:: Given text ::

1

I have gzipped files on disk that I wish to stream to an HTTP client uncompressed. To do this I need to send a length header, then stream the uncompressed file to the client. I know the gzip protocol stores the original length of the uncompressed data, but as far as I can tell golang's "compress/gzip" package does not appear to have a way to grab this length. I've resorted to reading the file into a variable then taking the string length from that, but this is grossly inefficient and wasteful of memory especially on larger files.

Bellow I've posted the code I've ended up using:

DownloadHandler(w http.ResponseWriter, r *http.Request) {
path := "/path/to/thefile.gz";
openfile, err := os.Open(path);
if err != nil {
    w.WriteHeader(http.StatusNotFound);
    fmt.Fprint(w, "404");
    return;
}

defer openfile.Close();

fz, err := gzip.NewReader(openfile);
if err != nil {
    w.WriteHeader(http.StatusNotFound);
    fmt.Fprint(w, "404");
    return;
}

defer fz.Close()

// Wastefully read data into a string so I can get the length.
s, err := ioutil.ReadAll(fz);
r := strings.NewReader(string(s));

//Send the headers
w.Header().Set("Content-Disposition", "attachment; filename=test");
w.Header().Set("Content-Length", strconv.Itoa(len(s))); // Send length to client.

:::
:: The data ::

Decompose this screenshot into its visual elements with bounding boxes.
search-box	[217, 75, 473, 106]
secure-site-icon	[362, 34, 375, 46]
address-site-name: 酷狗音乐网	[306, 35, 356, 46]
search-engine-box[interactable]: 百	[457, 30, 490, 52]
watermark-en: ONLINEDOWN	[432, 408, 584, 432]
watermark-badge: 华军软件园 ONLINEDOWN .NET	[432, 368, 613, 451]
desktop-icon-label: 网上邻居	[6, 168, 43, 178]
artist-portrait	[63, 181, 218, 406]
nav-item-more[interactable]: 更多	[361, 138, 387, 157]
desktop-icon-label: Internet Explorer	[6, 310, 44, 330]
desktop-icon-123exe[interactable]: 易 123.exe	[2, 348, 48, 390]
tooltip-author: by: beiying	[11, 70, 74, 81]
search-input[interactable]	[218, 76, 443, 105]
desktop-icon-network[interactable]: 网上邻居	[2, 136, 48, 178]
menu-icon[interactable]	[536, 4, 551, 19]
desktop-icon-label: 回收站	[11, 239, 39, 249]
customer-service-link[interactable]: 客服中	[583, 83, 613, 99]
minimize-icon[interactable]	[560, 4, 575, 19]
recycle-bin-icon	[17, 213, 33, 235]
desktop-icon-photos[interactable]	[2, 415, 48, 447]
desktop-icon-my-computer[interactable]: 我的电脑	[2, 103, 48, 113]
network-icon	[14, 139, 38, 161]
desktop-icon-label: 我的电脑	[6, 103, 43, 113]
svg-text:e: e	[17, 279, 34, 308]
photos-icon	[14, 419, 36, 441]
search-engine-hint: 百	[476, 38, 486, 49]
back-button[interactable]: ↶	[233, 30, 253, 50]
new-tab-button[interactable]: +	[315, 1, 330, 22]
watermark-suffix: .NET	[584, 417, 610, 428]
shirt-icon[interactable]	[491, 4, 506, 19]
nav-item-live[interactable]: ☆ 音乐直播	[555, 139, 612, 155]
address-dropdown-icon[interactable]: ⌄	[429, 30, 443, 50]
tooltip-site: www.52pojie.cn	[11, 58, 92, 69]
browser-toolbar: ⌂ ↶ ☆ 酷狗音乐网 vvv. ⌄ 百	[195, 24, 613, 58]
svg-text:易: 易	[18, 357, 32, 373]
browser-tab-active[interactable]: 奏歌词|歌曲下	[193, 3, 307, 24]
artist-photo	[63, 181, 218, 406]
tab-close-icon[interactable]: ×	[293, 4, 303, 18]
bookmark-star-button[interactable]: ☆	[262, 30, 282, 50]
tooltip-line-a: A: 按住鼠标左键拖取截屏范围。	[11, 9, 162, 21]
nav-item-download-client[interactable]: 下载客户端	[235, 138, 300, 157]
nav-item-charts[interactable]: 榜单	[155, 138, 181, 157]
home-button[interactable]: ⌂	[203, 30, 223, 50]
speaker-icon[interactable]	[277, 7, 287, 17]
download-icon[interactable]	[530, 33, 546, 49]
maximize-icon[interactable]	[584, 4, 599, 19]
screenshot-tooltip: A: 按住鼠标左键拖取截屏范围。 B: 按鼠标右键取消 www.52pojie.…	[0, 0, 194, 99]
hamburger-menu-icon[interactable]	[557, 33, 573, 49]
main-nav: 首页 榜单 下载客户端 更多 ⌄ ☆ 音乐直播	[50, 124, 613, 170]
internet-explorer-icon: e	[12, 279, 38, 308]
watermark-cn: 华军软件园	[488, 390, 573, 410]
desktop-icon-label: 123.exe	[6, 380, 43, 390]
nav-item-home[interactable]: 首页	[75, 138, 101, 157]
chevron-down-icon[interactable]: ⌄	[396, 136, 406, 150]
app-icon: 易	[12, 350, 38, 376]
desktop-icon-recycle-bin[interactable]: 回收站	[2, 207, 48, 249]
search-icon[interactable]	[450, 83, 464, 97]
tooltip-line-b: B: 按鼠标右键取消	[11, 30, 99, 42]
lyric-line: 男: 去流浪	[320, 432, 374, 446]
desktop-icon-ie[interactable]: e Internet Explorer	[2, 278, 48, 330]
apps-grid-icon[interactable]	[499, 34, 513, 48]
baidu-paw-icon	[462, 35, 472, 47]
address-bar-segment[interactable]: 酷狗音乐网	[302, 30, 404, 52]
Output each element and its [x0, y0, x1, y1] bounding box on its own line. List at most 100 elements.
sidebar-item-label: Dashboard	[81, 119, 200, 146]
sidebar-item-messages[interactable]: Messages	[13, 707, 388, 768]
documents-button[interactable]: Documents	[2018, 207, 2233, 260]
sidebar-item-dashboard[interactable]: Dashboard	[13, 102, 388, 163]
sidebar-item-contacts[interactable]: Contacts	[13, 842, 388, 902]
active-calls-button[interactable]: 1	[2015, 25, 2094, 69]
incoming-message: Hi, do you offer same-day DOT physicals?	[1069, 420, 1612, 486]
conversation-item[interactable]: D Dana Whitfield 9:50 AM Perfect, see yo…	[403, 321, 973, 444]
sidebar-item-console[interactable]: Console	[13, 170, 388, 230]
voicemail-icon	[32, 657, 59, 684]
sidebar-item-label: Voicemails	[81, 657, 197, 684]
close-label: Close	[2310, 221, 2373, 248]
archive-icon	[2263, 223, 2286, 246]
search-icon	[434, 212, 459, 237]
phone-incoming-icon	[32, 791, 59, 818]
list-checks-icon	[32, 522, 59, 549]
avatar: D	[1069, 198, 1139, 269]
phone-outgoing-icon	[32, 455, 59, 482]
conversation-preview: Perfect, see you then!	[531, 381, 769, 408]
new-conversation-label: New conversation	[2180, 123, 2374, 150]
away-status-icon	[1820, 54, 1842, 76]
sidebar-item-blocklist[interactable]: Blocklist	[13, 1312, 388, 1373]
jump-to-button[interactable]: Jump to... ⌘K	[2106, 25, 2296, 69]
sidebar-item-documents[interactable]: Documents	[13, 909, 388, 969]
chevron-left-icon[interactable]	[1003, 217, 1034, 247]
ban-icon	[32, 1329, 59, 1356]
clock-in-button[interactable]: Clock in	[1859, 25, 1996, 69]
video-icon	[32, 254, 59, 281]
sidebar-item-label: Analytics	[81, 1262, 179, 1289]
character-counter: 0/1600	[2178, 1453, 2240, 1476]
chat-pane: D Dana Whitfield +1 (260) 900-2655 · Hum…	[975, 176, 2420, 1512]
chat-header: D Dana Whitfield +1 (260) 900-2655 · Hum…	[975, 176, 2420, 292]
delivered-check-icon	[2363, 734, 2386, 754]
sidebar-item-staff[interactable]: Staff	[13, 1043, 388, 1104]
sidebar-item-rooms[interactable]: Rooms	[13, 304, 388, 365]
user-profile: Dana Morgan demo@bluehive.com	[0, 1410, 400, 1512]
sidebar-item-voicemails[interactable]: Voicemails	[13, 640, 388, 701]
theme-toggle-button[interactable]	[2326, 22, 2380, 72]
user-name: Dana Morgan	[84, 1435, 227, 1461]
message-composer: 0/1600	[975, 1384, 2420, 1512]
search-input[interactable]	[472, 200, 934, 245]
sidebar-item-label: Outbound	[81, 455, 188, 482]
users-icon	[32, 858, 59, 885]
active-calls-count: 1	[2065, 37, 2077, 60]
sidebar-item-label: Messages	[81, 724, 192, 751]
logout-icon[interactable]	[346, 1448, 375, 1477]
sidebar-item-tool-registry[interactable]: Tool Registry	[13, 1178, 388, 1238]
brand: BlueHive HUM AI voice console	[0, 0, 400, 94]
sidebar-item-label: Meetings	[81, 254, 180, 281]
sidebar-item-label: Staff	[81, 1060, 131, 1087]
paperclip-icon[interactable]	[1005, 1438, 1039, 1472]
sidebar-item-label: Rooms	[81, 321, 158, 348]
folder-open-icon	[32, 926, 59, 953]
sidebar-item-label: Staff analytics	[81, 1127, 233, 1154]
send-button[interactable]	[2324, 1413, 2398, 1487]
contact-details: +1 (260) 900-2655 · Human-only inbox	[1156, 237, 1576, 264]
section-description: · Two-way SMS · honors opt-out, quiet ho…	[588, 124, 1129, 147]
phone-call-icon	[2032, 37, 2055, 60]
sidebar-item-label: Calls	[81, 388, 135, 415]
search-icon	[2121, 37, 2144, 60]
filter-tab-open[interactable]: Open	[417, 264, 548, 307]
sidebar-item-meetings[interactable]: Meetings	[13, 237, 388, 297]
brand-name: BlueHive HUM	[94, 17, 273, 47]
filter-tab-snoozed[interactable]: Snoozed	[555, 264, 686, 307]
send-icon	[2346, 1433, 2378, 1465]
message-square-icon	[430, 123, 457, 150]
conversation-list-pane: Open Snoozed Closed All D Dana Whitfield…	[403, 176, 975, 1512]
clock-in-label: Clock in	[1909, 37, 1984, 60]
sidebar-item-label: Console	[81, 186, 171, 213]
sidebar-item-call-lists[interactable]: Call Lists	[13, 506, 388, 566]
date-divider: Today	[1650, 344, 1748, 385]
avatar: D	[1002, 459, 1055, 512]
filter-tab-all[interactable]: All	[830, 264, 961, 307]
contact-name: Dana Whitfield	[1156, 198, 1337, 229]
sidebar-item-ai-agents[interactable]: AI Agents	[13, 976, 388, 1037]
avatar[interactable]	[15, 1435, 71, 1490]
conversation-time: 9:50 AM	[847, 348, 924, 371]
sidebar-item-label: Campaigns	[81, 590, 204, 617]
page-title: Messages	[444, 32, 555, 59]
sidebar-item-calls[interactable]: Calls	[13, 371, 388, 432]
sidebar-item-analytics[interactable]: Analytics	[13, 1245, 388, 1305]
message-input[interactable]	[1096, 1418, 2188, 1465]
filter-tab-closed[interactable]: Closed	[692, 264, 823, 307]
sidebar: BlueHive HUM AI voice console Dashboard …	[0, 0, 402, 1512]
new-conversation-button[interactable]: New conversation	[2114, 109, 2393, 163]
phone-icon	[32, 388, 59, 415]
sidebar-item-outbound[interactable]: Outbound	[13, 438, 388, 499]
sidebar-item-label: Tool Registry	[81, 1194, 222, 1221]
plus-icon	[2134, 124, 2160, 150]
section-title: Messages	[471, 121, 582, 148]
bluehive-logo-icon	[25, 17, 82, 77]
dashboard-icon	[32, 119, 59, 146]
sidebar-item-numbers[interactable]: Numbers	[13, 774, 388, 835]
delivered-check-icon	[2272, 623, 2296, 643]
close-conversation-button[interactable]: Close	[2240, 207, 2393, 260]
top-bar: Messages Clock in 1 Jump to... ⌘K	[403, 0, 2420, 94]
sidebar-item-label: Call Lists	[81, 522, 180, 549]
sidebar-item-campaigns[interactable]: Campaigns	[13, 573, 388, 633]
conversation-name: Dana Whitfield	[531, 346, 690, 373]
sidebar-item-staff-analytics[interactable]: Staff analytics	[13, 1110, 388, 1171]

:::

Task brief:
Go on with the Go code for streaming an uncompressed gzip file, starting right after the line that sets the Content-Length header. The records play no part in this.

Output for this task:
w.Header().Set("Content-Type", "text/csv");

io.Copy(w, r) //'Copy' the file to the client
}

What I would expect to be able to do instead is something like this:

DownloadHandler(w http.ResponseWriter, r *http.Request) {
path := "/path/to/thefile.gz";
openfile, err := os.Open(path);
if err != nil {
    w.WriteHeader(http.StatusNotFound);
    fmt.Fprint(w, "404");
    return;
}

defer openfile.Close();

fz, err := gzip.NewReader(openfile);
if err != nil {
    w.WriteHeader(http.StatusNotFound);
    fmt.Fprint(w, "404");
    return;
}

defer fz.Close()

//Send the headers
w.Header().Set("Content-Disposition", "attachment; filename=test");
w.Header().Set("Content-Length", strconv.Itoa(fz.Length())); // Send length to client.
w.Header().Set("Content-Type", "text/csv");

io.Copy(w, fz) //'Copy' the file to the client
}

Does anyone know how to get the uncompressed length for a gzipped file in golang?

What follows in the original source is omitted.